**SET TASK:** Look below for the line with "Read out every word on this page.", and from there restate every line word for word until the entries end.

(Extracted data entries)
▽

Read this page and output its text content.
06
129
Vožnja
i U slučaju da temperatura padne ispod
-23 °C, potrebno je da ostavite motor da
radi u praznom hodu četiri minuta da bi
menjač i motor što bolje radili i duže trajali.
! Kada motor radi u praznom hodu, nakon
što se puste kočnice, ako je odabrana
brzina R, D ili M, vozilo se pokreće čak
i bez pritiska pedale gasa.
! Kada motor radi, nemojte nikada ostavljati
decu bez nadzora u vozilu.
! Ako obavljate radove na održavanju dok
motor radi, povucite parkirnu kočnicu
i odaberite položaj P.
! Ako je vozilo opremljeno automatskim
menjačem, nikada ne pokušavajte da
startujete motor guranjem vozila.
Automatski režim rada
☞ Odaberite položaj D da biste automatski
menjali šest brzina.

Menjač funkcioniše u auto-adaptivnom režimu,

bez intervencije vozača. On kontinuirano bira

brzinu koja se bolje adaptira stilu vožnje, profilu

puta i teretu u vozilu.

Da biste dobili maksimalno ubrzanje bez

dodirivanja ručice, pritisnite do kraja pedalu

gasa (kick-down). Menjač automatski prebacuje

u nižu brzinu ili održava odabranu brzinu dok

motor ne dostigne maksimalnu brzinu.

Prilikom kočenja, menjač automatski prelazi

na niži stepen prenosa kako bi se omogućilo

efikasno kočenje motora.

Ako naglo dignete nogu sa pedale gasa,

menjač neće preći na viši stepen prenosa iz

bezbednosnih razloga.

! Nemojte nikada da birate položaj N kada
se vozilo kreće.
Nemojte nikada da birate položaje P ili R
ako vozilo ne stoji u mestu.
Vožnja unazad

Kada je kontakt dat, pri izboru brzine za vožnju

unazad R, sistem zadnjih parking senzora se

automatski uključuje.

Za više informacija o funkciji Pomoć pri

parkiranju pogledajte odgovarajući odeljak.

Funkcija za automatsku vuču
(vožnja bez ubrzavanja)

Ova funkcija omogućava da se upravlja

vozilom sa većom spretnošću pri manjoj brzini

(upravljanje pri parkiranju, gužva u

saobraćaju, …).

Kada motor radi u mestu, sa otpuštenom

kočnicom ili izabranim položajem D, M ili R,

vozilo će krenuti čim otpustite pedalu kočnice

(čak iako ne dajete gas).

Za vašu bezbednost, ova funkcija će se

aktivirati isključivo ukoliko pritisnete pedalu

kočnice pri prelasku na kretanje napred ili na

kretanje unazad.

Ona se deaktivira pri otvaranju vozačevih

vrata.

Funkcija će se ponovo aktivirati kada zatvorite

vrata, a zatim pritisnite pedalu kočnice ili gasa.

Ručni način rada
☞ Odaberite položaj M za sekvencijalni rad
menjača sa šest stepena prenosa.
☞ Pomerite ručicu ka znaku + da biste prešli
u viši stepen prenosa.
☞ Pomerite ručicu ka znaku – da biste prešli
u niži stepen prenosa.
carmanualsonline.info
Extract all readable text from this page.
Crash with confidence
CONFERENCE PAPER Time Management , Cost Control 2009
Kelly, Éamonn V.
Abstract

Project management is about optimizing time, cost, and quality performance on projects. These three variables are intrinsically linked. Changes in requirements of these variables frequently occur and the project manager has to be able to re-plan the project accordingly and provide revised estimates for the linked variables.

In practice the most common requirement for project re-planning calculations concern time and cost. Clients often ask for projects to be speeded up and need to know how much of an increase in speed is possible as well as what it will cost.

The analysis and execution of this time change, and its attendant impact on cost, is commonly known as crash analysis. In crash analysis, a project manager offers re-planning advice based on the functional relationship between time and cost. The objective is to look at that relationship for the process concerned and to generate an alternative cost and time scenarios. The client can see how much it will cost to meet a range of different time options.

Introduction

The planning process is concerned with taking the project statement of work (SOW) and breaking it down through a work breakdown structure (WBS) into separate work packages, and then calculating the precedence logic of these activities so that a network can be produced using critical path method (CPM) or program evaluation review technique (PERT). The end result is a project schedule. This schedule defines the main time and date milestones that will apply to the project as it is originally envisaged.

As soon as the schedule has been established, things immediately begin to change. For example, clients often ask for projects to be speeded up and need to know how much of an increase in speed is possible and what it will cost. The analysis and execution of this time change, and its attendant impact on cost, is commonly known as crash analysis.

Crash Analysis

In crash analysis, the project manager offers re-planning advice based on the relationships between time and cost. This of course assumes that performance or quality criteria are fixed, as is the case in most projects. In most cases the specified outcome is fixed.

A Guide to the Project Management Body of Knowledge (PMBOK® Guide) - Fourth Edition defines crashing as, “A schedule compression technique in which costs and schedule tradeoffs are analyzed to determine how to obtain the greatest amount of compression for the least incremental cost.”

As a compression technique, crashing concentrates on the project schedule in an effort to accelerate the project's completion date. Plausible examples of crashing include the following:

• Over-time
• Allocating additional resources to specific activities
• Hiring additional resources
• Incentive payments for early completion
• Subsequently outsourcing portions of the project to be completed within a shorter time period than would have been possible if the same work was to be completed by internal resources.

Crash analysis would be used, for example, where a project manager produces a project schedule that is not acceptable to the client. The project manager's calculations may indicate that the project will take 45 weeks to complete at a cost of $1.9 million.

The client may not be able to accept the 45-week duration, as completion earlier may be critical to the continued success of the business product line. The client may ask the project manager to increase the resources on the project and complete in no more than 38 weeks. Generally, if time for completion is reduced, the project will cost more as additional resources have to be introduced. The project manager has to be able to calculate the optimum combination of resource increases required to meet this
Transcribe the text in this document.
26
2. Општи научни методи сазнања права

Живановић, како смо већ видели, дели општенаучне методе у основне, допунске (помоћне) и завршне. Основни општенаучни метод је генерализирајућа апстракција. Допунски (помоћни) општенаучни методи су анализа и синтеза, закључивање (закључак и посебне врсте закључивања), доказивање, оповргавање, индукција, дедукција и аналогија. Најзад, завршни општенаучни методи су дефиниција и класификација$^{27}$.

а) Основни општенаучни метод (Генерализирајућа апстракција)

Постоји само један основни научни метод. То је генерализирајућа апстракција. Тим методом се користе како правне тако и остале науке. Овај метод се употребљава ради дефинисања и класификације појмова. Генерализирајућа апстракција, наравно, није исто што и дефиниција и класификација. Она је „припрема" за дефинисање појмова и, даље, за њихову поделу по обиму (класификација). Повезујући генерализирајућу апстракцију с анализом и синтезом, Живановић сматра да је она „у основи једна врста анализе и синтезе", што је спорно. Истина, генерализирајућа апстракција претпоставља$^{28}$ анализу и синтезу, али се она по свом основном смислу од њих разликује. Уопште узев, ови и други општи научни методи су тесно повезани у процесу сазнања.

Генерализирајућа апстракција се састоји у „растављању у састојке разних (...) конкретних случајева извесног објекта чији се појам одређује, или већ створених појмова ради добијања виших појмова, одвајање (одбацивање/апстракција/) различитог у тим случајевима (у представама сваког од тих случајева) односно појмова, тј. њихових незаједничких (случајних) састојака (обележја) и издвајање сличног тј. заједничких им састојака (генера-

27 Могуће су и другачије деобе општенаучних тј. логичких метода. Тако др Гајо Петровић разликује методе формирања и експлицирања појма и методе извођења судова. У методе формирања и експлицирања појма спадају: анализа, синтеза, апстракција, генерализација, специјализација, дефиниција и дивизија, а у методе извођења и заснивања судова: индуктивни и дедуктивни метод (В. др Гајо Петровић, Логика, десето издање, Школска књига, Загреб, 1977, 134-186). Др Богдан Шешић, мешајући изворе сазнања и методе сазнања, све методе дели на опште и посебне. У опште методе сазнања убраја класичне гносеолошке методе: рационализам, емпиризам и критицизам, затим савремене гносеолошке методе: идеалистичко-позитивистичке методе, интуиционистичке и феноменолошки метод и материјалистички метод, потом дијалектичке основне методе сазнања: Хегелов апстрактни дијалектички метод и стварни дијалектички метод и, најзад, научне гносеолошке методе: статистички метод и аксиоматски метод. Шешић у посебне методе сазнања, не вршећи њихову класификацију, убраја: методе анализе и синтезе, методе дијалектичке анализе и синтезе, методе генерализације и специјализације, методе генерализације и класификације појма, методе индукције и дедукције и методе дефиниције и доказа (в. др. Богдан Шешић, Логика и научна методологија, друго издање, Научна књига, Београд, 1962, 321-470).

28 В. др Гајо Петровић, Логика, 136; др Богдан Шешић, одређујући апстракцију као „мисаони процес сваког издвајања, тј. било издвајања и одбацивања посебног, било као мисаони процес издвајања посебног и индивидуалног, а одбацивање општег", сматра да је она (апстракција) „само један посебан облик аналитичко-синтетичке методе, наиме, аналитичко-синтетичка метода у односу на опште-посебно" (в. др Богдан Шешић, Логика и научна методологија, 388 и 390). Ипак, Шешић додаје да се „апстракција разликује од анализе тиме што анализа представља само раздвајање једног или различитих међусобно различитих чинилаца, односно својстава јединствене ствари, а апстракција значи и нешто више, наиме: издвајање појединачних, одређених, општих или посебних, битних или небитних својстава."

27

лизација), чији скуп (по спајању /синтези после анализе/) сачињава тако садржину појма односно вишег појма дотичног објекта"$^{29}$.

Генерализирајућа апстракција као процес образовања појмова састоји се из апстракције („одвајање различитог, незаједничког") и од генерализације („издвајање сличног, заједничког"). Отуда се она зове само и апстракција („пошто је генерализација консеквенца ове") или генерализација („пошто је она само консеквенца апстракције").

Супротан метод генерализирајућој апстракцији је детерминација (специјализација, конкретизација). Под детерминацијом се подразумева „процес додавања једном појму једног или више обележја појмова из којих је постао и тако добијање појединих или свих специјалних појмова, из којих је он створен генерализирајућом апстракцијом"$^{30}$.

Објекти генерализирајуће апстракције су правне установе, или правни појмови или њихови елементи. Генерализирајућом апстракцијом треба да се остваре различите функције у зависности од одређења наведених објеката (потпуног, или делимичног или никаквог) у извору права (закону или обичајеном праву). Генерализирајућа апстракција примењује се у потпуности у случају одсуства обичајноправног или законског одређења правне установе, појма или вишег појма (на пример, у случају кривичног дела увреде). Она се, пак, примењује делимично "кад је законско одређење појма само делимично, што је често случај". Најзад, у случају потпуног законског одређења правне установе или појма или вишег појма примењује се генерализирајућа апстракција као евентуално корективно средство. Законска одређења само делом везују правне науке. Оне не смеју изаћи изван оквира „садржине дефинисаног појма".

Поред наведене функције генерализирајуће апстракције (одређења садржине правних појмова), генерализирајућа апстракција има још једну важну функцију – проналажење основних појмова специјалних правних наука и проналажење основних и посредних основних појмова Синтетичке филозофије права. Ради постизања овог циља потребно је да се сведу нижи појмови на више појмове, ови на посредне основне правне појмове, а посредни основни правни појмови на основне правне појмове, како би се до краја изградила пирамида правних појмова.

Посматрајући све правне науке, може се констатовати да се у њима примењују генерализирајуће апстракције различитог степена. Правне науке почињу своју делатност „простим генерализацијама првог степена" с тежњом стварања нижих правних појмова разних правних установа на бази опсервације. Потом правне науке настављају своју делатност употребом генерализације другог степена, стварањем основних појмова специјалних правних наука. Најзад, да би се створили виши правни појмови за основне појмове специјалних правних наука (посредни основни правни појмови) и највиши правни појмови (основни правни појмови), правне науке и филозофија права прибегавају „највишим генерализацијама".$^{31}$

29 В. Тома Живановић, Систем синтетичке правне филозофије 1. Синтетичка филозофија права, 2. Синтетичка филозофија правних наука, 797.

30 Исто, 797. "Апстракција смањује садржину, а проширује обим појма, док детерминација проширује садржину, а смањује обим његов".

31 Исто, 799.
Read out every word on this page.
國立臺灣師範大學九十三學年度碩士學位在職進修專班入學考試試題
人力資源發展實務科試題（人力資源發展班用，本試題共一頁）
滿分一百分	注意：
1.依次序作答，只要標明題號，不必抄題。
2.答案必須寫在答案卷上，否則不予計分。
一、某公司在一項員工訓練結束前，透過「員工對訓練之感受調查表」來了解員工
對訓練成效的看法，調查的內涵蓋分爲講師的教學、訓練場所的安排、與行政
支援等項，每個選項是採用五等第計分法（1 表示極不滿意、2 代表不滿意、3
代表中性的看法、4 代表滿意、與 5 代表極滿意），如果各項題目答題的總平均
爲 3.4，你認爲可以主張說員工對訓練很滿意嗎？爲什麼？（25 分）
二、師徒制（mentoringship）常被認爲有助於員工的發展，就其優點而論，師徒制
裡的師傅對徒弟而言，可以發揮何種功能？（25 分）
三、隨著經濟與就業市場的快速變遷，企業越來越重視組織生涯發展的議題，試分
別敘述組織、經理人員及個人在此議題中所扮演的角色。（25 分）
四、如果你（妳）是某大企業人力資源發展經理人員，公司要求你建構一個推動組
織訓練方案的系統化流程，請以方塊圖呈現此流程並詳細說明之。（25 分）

△

**RESULT OF THIS TASK:**
Read out every word on this page.
國立臺灣師範大學九十三學年度碩士學位在職進修專班入學考試試題
人力資源發展實務科試題（人力資源發展班用，本試題共一頁）
滿分一百分	注意：
1.依次序作答，只要標明題號，不必抄題。
2.答案必須寫在答案卷上，否則不予計分。
一、某公司在一項員工訓練結束前，透過「員工對訓練之感受調查表」來了解員工
對訓練成效的看法，調查的內涵蓋分爲講師的教學、訓練場所的安排、與行政
支援等項，每個選項是採用五等第計分法（1 表示極不滿意、2 代表不滿意、3
代表中性的看法、4 代表滿意、與 5 代表極滿意），如果各項題目答題的總平均
爲 3.4，你認爲可以主張說員工對訓練很滿意嗎？爲什麼？（25 分）
二、師徒制（mentoringship）常被認爲有助於員工的發展，就其優點而論，師徒制
裡的師傅對徒弟而言，可以發揮何種功能？（25 分）
三、隨著經濟與就業市場的快速變遷，企業越來越重視組織生涯發展的議題，試分
別敘述組織、經理人員及個人在此議題中所扮演的角色。（25 分）
四、如果你（妳）是某大企業人力資源發展經理人員，公司要求你建構一個推動組
織訓練方案的系統化流程，請以方塊圖呈現此流程並詳細說明之。（25 分）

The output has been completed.